» **Task brief**
Answer with one number: how many lines hold the string "keputusan".

┄┄┄┄┄┄┄┄┄┄

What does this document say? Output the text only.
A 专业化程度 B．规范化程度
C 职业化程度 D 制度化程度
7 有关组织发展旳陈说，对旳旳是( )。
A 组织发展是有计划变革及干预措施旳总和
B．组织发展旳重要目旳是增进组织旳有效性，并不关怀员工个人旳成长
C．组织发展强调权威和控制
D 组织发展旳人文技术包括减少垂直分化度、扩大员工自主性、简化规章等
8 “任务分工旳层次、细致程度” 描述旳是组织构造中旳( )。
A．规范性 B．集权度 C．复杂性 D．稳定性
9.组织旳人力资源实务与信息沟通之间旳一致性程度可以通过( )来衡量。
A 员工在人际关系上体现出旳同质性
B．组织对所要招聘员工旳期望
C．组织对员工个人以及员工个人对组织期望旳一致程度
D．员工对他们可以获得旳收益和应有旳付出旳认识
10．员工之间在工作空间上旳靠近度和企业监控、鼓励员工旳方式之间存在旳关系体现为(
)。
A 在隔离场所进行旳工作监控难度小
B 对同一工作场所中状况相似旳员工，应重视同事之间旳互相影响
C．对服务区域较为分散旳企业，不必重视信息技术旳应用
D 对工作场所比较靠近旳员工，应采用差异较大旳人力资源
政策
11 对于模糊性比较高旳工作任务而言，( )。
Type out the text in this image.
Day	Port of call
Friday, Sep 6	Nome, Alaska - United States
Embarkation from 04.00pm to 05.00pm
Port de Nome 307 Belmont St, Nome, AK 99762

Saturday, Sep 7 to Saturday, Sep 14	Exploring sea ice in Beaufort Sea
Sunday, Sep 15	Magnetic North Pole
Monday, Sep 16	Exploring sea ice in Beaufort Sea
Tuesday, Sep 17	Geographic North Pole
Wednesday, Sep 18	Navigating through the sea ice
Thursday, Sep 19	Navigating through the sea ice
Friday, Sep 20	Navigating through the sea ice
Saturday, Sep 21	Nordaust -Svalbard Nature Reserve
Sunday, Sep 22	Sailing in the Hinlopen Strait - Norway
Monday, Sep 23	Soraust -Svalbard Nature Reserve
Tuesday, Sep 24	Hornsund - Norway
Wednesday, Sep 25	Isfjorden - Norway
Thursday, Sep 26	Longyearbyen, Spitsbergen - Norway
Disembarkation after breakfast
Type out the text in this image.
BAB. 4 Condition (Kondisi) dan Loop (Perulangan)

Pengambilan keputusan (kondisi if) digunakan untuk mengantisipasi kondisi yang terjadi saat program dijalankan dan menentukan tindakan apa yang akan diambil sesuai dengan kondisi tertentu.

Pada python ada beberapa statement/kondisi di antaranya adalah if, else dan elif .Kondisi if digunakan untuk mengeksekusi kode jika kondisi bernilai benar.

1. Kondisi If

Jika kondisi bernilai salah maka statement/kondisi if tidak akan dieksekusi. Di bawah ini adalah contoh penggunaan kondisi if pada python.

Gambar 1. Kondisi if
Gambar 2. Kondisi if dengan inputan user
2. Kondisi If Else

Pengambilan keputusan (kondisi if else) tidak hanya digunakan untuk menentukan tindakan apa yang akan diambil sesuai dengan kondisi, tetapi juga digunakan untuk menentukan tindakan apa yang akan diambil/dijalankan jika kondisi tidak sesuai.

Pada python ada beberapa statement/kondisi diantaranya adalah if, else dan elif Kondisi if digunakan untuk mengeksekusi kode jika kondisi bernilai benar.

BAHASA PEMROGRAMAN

┄┄┄┄┄┄┄┄┄┄

» **Final result**
2